=== Texte à lire ===
De l'iode radioactif détecté dans l'air en Europe, d'où vient-il?

Une manifestation anti-nucléaire (archive)
Une manifestation anti-nucléaire (archive) - © EMMANUEL DUNAND - AFP

De l'iode 131, un élément radioactif, a été détecté en janvier à l'état de traces dans plusieurs pays européens. L'origine de cette contamination, sans risque pour la santé, reste inconnue. C’est un réseau d’échange européen informel "Ring of five" qui a donné l’alerte lors d’un prélèvement réalisé la deuxième semaine de janvier dans extrêmement nord de la Norvège.

Ils ont ensuite détecté des concentrations anormalement élevées en Finlande, Pologne, République tchèque, Allemagne, France et Espagne jusqu’à la fin du mois de janvier.

Et en Belgique ?

Selon l’AFCN, l’agence fédérale de contrôle nucléaire, son réseau de mesure continu du taux de radioactivité TELERAD n'a pas détecté d'augmentation particulière du taux de radioactivité en Belgique. 

Le réseau de télémesure TELERAD est un réseau d’alerte rapide visant la protection directe de la population. Apparemment, les niveaux de radioactivité détectés dans le cas présent se trouvent largement en dessous des niveaux d’alerte.

L’iode 131 est un élément radioactif à durée de vie courte (8 jours). S’il a pu être détecté, c’est qu’il s’agit donc d’un rejet relativement récent. Des observations semblables avaient été réalisées dans le passé suite aux essais atomiques réalisés dans les années 50-60 par les USA, l’URSS, la France et la Chine. Mais les essais atomiques ont été officiellement abandonnés.

Par ailleurs, l’iode 131 est couramment utilisé à très faible dose dans les hôpitaux comme traceur thyroïdien. Mais les rejets se font, à ce moment-là sous forme liquide.

Reste la possibilité d’un rejet lors d’un essai de routine dans une installation civile de production russe. Selon beaucoup d’observateurs, les installations y sont beaucoup plus rudimentaires.
=== Données fournies ===
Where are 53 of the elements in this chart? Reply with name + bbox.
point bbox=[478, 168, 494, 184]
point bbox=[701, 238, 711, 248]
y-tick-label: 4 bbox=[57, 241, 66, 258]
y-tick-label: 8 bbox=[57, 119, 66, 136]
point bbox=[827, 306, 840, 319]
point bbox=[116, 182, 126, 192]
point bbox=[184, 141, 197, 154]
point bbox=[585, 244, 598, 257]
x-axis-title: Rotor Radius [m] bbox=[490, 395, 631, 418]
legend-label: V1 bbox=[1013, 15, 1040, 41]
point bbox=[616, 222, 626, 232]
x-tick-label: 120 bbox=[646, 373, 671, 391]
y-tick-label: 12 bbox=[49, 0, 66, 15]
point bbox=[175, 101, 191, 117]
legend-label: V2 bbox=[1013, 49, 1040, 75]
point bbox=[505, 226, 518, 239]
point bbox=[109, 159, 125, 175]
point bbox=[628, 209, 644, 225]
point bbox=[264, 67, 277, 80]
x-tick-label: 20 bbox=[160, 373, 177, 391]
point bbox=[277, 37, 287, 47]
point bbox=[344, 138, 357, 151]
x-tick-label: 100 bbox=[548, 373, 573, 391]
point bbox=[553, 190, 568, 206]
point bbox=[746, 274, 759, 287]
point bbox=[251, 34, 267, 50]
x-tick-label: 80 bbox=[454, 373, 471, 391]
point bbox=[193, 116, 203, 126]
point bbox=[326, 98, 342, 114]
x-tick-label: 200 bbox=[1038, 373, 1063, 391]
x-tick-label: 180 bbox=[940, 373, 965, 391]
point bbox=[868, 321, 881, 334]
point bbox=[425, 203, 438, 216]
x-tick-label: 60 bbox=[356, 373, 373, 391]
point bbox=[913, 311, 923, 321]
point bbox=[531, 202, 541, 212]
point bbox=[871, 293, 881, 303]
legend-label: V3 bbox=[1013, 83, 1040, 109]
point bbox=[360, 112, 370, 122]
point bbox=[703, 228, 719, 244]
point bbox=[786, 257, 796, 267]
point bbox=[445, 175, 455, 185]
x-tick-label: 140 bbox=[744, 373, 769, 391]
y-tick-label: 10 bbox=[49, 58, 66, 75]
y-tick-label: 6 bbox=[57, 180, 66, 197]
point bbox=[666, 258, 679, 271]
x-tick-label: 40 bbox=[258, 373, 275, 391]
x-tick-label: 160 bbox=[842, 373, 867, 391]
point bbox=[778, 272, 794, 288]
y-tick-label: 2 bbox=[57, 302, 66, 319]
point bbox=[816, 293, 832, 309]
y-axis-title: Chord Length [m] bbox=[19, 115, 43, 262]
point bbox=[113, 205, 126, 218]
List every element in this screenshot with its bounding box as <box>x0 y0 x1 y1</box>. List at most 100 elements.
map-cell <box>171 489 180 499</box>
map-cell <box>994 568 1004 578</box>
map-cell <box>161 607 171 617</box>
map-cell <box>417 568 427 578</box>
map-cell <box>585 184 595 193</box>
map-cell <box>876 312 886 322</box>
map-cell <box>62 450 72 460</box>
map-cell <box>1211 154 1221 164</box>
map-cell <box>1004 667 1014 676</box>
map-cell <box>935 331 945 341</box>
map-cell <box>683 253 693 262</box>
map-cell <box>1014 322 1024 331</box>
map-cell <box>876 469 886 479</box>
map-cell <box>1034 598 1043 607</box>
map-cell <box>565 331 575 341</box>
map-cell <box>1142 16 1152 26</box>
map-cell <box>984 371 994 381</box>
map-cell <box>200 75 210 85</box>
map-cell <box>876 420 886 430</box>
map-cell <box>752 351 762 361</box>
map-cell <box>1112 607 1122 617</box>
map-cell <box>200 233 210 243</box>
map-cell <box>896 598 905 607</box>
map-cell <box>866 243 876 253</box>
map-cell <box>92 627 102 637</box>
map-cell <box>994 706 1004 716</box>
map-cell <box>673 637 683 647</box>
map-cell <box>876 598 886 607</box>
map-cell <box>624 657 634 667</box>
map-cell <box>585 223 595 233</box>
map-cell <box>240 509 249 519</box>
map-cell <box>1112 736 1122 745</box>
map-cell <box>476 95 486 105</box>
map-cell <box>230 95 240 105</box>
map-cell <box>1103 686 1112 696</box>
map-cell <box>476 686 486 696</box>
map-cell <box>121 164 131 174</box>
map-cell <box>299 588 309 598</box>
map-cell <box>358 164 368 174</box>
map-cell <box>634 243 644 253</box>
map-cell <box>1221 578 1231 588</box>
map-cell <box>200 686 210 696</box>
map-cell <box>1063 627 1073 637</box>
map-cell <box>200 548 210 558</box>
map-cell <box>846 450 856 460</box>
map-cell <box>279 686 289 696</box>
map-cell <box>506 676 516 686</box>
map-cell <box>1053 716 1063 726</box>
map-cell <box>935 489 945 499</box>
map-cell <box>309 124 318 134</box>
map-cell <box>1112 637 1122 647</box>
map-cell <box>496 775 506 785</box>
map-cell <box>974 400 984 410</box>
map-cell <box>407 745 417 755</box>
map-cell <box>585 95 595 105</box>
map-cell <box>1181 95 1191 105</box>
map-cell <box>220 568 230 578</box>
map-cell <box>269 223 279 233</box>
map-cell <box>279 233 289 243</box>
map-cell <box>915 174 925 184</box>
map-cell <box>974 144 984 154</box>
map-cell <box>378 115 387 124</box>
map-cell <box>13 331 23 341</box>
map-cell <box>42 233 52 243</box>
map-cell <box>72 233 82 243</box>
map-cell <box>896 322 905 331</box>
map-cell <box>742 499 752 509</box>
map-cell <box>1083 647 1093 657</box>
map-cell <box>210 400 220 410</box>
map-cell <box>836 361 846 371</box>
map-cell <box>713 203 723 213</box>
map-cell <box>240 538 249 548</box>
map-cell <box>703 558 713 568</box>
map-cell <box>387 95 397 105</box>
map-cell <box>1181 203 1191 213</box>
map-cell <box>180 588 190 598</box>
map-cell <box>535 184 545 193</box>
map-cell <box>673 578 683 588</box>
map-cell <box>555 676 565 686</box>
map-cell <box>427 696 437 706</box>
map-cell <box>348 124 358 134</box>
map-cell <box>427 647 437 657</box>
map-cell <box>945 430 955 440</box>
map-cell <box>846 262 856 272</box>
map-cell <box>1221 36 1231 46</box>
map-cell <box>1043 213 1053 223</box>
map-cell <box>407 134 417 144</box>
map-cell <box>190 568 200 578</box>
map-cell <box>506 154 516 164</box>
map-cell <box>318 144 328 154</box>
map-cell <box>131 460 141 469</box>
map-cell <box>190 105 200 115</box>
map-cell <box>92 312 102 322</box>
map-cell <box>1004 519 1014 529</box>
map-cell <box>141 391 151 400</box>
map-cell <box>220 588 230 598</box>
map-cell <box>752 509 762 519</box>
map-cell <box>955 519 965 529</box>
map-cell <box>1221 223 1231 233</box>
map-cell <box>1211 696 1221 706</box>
===
Détails de l'exercice:
Recopiez, s'il vous plaît, le passage de l'article sur l'iode radioactif qui commence par « Ils ont ensuite » et se poursuit jusqu'à « mois de janvier. ».

Solution ci-dessous:
Ils ont ensuite détecté des concentrations anormalement élevées en Finlande, Pologne, République tchèque, Allemagne, France et Espagne jusqu’à la fin du mois de janvier.